__Directive__
Reproduce the records below exactly, leaving out any pictures.

__Stored rows__
## Start

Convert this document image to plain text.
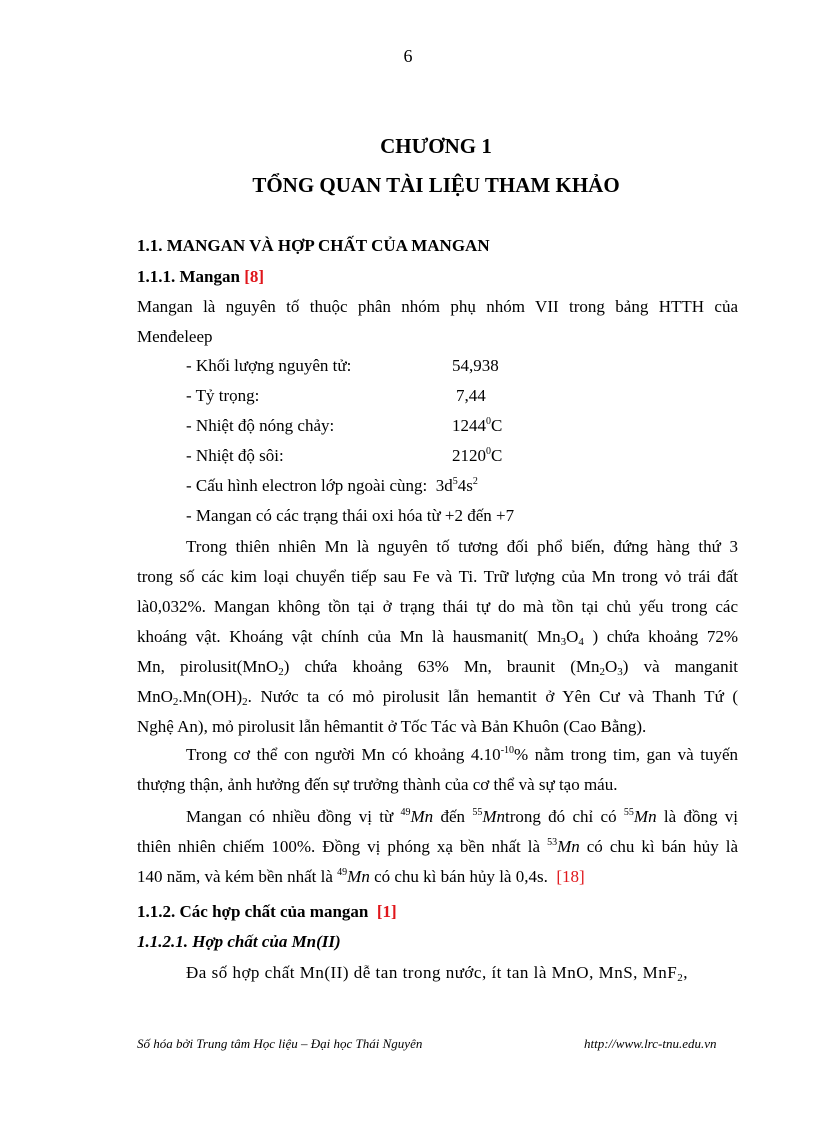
6
CHƯƠNG 1
TỔNG QUAN TÀI LIỆU THAM KHẢO
1.1. MANGAN VÀ HỢP CHẤT CỦA MANGAN
1.1.1. Mangan [8]
Mangan là nguyên tố thuộc phân nhóm phụ nhóm VII trong bảng HTTH của
Menđeleep
- Khối lượng nguyên tử:	54,938
- Tỷ trọng:	7,44
- Nhiệt độ nóng chảy:	1244$^0$C
- Nhiệt độ sôi:	2120$^0$C
- Cấu hình electron lớp ngoài cùng: $3d^54s^2$
- Mangan có các trạng thái oxi hóa từ +2 đến +7
Trong thiên nhiên Mn là nguyên tố tương đối phổ biến, đứng hàng thứ 3
trong số các kim loại chuyển tiếp sau Fe và Ti. Trữ lượng của Mn trong vỏ trái đất
là0,032%. Mangan không tồn tại ở trạng thái tự do mà tồn tại chủ yếu trong các
khoáng vật. Khoáng vật chính của Mn là hausmanit( $Mn_3O_4$ ) chứa khoảng 72%
Mn, pirolusit(MnO$_2$) chứa khoảng 63% Mn, braunit $(Mn_2O_3)$ và manganit
$MnO_2.Mn(OH)_2$. Nước ta có mỏ pirolusit lẫn hemantit ở Yên Cư và Thanh Tứ (
Nghệ An), mỏ pirolusit lẫn hêmantit ở Tốc Tác và Bản Khuôn (Cao Bằng).
Trong cơ thể con người Mn có khoảng $4.10^{-10}\%$ nằm trong tim, gan và tuyến
thượng thận, ảnh hưởng đến sự trưởng thành của cơ thể và sự tạo máu.
Mangan có nhiều đồng vị từ $^{49}$Mn đến $^{55}$Mntrong đó chỉ có $^{55}$Mn là đồng vị
thiên nhiên chiếm 100%. Đồng vị phóng xạ bền nhất là $^{53}$Mn có chu kì bán hủy là
140 năm, và kém bền nhất là $^{49}$Mn có chu kì bán hủy là 0,4s. [18]
1.1.2. Các hợp chất của mangan [1]
1.1.2.1. Hợp chất của Mn(II)
Đa số hợp chất Mn(II) dễ tan trong nước, ít tan là MnO, MnS, MnF$_2$,
Số hóa bởi Trung tâm Học liệu – Đại học Thái Nguyên	http://www.lrc-tnu.edu.vn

## End

__Exercise solution__
Convert this document image to plain text.
6
CHƯƠNG 1
TỔNG QUAN TÀI LIỆU THAM KHẢO
1.1. MANGAN VÀ HỢP CHẤT CỦA MANGAN
1.1.1. Mangan [8]
Mangan là nguyên tố thuộc phân nhóm phụ nhóm VII trong bảng HTTH của
Menđeleep
- Khối lượng nguyên tử:	54,938
- Tỷ trọng:	7,44
- Nhiệt độ nóng chảy:	1244$^0$C
- Nhiệt độ sôi:	2120$^0$C
- Cấu hình electron lớp ngoài cùng: $3d^54s^2$
- Mangan có các trạng thái oxi hóa từ +2 đến +7
Trong thiên nhiên Mn là nguyên tố tương đối phổ biến, đứng hàng thứ 3
trong số các kim loại chuyển tiếp sau Fe và Ti. Trữ lượng của Mn trong vỏ trái đất
là0,032%. Mangan không tồn tại ở trạng thái tự do mà tồn tại chủ yếu trong các
khoáng vật. Khoáng vật chính của Mn là hausmanit( $Mn_3O_4$ ) chứa khoảng 72%
Mn, pirolusit(MnO$_2$) chứa khoảng 63% Mn, braunit $(Mn_2O_3)$ và manganit
$MnO_2.Mn(OH)_2$. Nước ta có mỏ pirolusit lẫn hemantit ở Yên Cư và Thanh Tứ (
Nghệ An), mỏ pirolusit lẫn hêmantit ở Tốc Tác và Bản Khuôn (Cao Bằng).
Trong cơ thể con người Mn có khoảng $4.10^{-10}\%$ nằm trong tim, gan và tuyến
thượng thận, ảnh hưởng đến sự trưởng thành của cơ thể và sự tạo máu.
Mangan có nhiều đồng vị từ $^{49}$Mn đến $^{55}$Mntrong đó chỉ có $^{55}$Mn là đồng vị
thiên nhiên chiếm 100%. Đồng vị phóng xạ bền nhất là $^{53}$Mn có chu kì bán hủy là
140 năm, và kém bền nhất là $^{49}$Mn có chu kì bán hủy là 0,4s. [18]
1.1.2. Các hợp chất của mangan [1]
1.1.2.1. Hợp chất của Mn(II)
Đa số hợp chất Mn(II) dễ tan trong nước, ít tan là MnO, MnS, MnF$_2$,
Số hóa bởi Trung tâm Học liệu – Đại học Thái Nguyên	http://www.lrc-tnu.edu.vn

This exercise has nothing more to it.